Objective:
Assemble all lines in which the string "they" appears.

[Data excerpts]
»»

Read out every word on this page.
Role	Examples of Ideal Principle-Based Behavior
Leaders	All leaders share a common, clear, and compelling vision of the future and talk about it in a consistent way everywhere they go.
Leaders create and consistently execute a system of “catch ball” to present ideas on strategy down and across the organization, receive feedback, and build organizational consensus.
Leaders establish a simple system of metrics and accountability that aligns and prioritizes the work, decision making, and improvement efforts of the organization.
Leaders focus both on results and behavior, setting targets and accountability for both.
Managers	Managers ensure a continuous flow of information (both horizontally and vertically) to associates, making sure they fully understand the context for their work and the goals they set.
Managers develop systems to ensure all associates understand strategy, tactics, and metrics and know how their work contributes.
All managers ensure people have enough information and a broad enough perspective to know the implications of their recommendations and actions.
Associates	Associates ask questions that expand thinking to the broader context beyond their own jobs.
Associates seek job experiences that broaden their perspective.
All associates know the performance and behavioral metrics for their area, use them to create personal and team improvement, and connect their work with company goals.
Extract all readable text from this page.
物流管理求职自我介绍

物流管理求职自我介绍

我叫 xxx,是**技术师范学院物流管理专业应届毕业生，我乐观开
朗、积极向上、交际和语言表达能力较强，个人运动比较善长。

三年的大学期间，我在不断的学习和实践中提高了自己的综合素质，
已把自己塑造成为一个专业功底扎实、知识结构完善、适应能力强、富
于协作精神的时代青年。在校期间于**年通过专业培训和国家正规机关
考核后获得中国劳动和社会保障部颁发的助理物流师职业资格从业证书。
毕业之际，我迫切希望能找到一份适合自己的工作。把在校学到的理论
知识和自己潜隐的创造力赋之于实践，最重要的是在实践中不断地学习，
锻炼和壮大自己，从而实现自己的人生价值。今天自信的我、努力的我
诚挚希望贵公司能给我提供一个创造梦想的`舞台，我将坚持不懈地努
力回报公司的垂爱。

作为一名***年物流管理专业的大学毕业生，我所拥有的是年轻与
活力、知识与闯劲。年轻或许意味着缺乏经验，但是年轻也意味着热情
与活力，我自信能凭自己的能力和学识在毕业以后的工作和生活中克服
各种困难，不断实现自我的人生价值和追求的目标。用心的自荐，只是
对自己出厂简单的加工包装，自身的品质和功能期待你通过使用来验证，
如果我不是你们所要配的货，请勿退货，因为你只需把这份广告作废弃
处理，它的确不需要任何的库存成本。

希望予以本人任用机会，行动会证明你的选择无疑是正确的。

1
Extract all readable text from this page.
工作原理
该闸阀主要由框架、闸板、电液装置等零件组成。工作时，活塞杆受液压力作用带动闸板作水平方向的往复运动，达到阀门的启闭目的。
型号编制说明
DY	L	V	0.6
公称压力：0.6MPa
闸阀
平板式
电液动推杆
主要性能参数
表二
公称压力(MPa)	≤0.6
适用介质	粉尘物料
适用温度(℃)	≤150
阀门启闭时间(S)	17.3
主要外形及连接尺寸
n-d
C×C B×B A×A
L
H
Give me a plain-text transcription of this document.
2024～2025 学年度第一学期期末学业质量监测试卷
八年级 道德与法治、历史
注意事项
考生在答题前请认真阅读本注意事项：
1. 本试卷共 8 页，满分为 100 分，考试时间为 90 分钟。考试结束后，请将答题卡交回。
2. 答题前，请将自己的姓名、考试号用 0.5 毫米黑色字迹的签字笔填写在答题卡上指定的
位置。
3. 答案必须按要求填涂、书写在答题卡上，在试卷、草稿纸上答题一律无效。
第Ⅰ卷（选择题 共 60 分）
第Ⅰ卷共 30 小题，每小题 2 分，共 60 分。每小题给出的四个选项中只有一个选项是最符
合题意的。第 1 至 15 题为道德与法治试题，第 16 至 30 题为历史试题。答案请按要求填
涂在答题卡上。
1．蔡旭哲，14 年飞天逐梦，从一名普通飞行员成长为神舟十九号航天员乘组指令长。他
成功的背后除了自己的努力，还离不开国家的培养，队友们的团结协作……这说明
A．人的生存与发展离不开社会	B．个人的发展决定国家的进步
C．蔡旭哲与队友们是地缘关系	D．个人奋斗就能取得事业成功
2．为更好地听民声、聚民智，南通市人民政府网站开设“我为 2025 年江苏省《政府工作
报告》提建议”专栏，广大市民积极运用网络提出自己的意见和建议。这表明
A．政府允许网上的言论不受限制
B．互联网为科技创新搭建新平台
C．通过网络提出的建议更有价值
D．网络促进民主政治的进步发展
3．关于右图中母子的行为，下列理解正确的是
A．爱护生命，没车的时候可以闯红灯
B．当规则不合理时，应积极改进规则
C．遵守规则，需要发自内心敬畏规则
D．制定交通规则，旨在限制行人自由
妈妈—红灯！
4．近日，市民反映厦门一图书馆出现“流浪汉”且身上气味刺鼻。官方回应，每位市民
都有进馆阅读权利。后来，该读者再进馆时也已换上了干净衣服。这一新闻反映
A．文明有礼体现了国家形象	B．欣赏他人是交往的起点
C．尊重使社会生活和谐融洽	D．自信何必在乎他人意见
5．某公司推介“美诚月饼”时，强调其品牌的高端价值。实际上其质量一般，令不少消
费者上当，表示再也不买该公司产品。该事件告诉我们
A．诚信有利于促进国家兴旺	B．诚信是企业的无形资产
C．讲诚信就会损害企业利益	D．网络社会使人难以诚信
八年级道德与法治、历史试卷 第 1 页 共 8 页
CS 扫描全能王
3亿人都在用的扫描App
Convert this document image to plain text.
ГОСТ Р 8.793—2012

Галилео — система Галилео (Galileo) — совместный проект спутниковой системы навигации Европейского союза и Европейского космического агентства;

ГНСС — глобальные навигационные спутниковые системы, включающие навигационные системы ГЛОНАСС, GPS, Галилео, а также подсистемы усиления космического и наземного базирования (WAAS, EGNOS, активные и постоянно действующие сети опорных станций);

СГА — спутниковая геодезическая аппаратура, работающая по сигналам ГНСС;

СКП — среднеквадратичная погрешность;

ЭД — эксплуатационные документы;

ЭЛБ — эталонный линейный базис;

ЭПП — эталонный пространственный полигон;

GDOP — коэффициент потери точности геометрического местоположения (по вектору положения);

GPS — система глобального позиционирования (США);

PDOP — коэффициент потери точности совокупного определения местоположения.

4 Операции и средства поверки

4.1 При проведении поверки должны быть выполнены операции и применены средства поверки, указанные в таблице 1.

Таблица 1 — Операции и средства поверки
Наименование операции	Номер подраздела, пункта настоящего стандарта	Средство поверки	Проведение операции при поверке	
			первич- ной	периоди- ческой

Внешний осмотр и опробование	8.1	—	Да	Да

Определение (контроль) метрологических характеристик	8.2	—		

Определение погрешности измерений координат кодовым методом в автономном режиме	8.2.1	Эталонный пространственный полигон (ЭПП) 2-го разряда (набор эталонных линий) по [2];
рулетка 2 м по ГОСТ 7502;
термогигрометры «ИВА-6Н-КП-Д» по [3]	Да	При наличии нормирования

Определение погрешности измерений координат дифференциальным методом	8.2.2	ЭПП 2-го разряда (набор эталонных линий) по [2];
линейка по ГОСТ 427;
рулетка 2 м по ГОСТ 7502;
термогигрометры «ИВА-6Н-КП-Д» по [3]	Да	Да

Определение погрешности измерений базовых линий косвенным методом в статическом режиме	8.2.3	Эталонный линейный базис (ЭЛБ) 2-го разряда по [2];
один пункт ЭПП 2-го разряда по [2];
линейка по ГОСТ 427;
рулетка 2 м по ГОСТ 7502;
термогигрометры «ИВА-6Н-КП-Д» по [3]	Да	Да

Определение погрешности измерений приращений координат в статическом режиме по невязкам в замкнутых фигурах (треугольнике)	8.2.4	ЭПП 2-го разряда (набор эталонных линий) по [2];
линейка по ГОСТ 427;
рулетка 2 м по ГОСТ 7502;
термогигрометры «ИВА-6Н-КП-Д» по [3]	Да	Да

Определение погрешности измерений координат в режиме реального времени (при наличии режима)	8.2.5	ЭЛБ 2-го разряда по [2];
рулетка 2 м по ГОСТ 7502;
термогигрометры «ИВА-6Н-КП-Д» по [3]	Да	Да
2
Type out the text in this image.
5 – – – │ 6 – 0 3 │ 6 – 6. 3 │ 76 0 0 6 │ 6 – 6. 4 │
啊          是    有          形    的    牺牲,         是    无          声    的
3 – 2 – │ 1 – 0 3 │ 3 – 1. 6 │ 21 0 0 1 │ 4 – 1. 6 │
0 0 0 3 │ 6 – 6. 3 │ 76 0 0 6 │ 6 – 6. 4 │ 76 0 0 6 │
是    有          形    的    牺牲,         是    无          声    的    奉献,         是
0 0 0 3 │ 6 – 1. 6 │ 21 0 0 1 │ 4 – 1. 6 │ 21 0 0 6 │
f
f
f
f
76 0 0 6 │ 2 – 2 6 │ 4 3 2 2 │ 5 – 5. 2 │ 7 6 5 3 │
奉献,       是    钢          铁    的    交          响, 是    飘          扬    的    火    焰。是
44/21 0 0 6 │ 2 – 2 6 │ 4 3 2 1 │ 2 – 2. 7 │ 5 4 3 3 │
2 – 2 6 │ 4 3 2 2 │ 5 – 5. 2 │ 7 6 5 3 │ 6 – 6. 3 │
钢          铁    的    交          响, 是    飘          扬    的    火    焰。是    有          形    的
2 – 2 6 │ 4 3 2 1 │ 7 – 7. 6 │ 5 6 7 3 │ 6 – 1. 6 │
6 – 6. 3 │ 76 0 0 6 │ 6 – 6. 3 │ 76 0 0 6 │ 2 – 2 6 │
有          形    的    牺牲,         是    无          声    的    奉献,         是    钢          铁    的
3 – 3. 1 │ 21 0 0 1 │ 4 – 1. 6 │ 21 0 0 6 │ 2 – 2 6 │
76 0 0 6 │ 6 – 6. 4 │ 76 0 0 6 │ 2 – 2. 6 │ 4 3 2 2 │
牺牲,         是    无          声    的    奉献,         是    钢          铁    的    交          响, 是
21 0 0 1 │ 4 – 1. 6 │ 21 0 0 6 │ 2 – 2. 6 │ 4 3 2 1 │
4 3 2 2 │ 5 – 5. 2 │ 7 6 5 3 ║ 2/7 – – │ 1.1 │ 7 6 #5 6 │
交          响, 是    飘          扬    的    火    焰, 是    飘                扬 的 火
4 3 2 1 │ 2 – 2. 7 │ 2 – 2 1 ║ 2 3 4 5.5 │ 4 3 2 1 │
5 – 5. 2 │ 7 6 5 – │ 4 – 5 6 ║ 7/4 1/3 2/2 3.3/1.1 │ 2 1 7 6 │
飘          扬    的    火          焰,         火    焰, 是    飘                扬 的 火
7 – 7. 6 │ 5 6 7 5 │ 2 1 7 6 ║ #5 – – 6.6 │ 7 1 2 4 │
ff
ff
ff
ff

««

Task solution:
Leaders	All leaders share a common, clear, and compelling vision of the future and talk about it in a consistent way everywhere they go.
Managers	Managers ensure a continuous flow of information (both horizontally and vertically) to associates, making sure they fully understand the context for their work and the goals they set.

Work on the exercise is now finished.